BRIEF:
Extract the complete listing and output it unchanged.

SOURCE RECORDS:
## start
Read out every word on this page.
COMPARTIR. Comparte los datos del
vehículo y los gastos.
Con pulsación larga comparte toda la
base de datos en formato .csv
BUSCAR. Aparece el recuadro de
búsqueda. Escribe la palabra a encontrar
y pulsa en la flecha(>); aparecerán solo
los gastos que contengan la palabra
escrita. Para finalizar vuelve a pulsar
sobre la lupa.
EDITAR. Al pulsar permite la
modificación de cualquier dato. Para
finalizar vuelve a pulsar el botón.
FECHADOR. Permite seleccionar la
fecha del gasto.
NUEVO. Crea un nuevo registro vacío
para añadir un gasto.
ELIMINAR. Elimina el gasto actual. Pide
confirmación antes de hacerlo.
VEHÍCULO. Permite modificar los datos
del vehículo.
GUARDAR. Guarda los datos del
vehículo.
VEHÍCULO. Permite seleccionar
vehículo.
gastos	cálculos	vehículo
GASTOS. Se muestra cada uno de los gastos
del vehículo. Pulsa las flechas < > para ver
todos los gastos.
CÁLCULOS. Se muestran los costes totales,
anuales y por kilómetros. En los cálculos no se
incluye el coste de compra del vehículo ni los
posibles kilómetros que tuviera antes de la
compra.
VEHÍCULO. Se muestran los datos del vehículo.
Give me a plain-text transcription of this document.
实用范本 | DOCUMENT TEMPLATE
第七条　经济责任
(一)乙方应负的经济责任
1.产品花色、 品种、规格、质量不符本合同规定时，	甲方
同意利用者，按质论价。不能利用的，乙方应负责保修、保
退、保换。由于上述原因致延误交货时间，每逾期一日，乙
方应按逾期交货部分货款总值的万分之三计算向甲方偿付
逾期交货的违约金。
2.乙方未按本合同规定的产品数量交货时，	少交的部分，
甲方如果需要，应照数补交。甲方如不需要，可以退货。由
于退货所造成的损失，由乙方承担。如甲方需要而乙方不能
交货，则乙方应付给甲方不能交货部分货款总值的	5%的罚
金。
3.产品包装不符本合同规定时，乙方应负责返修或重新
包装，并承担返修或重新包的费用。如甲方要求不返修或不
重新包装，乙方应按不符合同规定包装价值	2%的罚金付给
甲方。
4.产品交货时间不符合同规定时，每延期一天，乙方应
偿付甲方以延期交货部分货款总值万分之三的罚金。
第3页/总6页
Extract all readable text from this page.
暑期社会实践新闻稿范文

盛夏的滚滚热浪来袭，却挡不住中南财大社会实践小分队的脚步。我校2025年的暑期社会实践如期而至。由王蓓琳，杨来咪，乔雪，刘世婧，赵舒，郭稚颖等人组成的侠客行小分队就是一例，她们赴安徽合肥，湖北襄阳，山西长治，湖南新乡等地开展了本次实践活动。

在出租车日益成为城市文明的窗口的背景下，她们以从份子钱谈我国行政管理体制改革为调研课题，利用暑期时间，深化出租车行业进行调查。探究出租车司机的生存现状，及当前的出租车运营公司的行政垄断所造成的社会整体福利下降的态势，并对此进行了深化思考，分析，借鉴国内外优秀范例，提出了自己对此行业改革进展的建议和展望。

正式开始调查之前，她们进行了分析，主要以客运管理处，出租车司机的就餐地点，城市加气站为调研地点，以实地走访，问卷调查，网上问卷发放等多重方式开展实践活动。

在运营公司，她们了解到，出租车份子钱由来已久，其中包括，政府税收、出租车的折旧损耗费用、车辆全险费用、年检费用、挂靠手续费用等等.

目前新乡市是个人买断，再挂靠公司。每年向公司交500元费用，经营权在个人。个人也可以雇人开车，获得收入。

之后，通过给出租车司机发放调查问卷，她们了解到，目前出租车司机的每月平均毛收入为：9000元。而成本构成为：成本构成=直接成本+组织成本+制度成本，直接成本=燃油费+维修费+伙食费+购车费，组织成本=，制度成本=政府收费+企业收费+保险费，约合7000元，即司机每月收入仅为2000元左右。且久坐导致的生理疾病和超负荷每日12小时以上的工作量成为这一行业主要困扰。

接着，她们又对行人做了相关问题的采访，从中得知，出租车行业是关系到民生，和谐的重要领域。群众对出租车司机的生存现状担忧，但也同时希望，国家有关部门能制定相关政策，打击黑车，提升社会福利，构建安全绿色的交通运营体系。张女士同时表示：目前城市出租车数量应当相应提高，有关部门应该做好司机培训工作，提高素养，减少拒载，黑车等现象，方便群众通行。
## end
WRITTEN REPLY:
Read out every word on this page.
COMPARTIR. Comparte los datos del
vehículo y los gastos.
Con pulsación larga comparte toda la
base de datos en formato .csv
BUSCAR. Aparece el recuadro de
búsqueda. Escribe la palabra a encontrar
y pulsa en la flecha(>); aparecerán solo
los gastos que contengan la palabra
escrita. Para finalizar vuelve a pulsar
sobre la lupa.
EDITAR. Al pulsar permite la
modificación de cualquier dato. Para
finalizar vuelve a pulsar el botón.
FECHADOR. Permite seleccionar la
fecha del gasto.
NUEVO. Crea un nuevo registro vacío
para añadir un gasto.
ELIMINAR. Elimina el gasto actual. Pide
confirmación antes de hacerlo.
VEHÍCULO. Permite modificar los datos
del vehículo.
GUARDAR. Guarda los datos del
vehículo.
VEHÍCULO. Permite seleccionar
vehículo.
gastos	cálculos	vehículo
GASTOS. Se muestra cada uno de los gastos
del vehículo. Pulsa las flechas < > para ver
todos los gastos.
CÁLCULOS. Se muestran los costes totales,
anuales y por kilómetros. En los cálculos no se
incluye el coste de compra del vehículo ni los
posibles kilómetros que tuviera antes de la
compra.
VEHÍCULO. Se muestran los datos del vehículo.
Give me a plain-text transcription of this document.
实用范本 | DOCUMENT TEMPLATE
第七条　经济责任
(一)乙方应负的经济责任
1.产品花色、 品种、规格、质量不符本合同规定时，	甲方
同意利用者，按质论价。不能利用的，乙方应负责保修、保
退、保换。由于上述原因致延误交货时间，每逾期一日，乙
方应按逾期交货部分货款总值的万分之三计算向甲方偿付
逾期交货的违约金。
2.乙方未按本合同规定的产品数量交货时，	少交的部分，
甲方如果需要，应照数补交。甲方如不需要，可以退货。由
于退货所造成的损失，由乙方承担。如甲方需要而乙方不能
交货，则乙方应付给甲方不能交货部分货款总值的	5%的罚
金。
3.产品包装不符本合同规定时，乙方应负责返修或重新
包装，并承担返修或重新包的费用。如甲方要求不返修或不
重新包装，乙方应按不符合同规定包装价值	2%的罚金付给
甲方。
4.产品交货时间不符合同规定时，每延期一天，乙方应
偿付甲方以延期交货部分货款总值万分之三的罚金。
第3页/总6页
Extract all readable text from this page.
暑期社会实践新闻稿范文

盛夏的滚滚热浪来袭，却挡不住中南财大社会实践小分队的脚步。我校2025年的暑期社会实践如期而至。由王蓓琳，杨来咪，乔雪，刘世婧，赵舒，郭稚颖等人组成的侠客行小分队就是一例，她们赴安徽合肥，湖北襄阳，山西长治，湖南新乡等地开展了本次实践活动。

在出租车日益成为城市文明的窗口的背景下，她们以从份子钱谈我国行政管理体制改革为调研课题，利用暑期时间，深化出租车行业进行调查。探究出租车司机的生存现状，及当前的出租车运营公司的行政垄断所造成的社会整体福利下降的态势，并对此进行了深化思考，分析，借鉴国内外优秀范例，提出了自己对此行业改革进展的建议和展望。

正式开始调查之前，她们进行了分析，主要以客运管理处，出租车司机的就餐地点，城市加气站为调研地点，以实地走访，问卷调查，网上问卷发放等多重方式开展实践活动。

在运营公司，她们了解到，出租车份子钱由来已久，其中包括，政府税收、出租车的折旧损耗费用、车辆全险费用、年检费用、挂靠手续费用等等.

目前新乡市是个人买断，再挂靠公司。每年向公司交500元费用，经营权在个人。个人也可以雇人开车，获得收入。

之后，通过给出租车司机发放调查问卷，她们了解到，目前出租车司机的每月平均毛收入为：9000元。而成本构成为：成本构成=直接成本+组织成本+制度成本，直接成本=燃油费+维修费+伙食费+购车费，组织成本=，制度成本=政府收费+企业收费+保险费，约合7000元，即司机每月收入仅为2000元左右。且久坐导致的生理疾病和超负荷每日12小时以上的工作量成为这一行业主要困扰。

接着，她们又对行人做了相关问题的采访，从中得知，出租车行业是关系到民生，和谐的重要领域。群众对出租车司机的生存现状担忧，但也同时希望，国家有关部门能制定相关政策，打击黑车，提升社会福利，构建安全绿色的交通运营体系。张女士同时表示：目前城市出租车数量应当相应提高，有关部门应该做好司机培训工作，提高素养，减少拒载，黑车等现象，方便群众通行。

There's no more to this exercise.